Task statement: Identify, in the records below, every line where the string "itself" appears, and copy each such line.

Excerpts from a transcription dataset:
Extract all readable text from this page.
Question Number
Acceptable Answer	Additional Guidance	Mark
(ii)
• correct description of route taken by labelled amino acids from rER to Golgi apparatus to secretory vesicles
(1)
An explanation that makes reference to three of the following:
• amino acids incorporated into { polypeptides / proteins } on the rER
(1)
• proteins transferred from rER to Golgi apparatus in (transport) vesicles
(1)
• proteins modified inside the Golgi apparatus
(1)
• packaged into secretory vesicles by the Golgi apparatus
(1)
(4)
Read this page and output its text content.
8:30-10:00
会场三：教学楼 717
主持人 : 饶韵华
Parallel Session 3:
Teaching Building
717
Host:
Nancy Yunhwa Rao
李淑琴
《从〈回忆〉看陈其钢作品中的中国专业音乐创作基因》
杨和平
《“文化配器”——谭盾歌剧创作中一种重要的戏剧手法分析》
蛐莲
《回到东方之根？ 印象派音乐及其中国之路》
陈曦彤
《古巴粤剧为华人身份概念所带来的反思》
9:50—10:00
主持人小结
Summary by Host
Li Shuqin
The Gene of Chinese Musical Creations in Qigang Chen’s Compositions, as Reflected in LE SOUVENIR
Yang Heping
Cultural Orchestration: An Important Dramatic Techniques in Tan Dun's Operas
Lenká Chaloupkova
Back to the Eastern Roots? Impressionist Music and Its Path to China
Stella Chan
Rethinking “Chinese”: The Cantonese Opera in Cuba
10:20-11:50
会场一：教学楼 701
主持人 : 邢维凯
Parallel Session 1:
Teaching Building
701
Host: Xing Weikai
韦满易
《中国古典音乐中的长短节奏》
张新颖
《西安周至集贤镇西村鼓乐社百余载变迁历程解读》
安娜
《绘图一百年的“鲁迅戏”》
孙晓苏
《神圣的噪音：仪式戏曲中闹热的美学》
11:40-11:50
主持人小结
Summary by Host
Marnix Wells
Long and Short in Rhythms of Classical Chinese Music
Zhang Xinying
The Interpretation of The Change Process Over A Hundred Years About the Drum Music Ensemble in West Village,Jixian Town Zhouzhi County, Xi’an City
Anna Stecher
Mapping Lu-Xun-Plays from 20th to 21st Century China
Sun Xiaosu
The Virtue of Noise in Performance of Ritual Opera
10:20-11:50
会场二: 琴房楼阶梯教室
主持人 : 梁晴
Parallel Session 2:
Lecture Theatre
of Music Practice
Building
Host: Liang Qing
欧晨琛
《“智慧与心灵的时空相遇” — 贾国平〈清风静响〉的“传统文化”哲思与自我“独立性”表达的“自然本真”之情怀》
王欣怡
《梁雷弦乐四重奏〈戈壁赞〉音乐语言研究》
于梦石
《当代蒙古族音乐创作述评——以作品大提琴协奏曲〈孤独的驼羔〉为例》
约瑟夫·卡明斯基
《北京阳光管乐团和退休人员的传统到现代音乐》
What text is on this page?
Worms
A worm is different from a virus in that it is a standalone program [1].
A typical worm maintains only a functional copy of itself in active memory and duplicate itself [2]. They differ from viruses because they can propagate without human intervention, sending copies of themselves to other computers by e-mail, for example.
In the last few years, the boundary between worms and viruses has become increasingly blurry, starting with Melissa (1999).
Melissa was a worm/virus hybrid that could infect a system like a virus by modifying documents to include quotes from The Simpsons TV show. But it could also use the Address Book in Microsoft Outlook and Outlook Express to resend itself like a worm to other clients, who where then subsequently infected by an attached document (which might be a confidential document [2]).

Result:
A typical worm maintains only a functional copy of itself in active memory and duplicate itself [2]. They differ from viruses because they can propagate without human intervention, sending copies of themselves to other computers by e-mail, for example.
Melissa was a worm/virus hybrid that could infect a system like a virus by modifying documents to include quotes from The Simpsons TV show. But it could also use the Address Book in Microsoft Outlook and Outlook Express to resend itself like a worm to other clients, who where then subsequently infected by an attached document (which might be a confidential document [2]).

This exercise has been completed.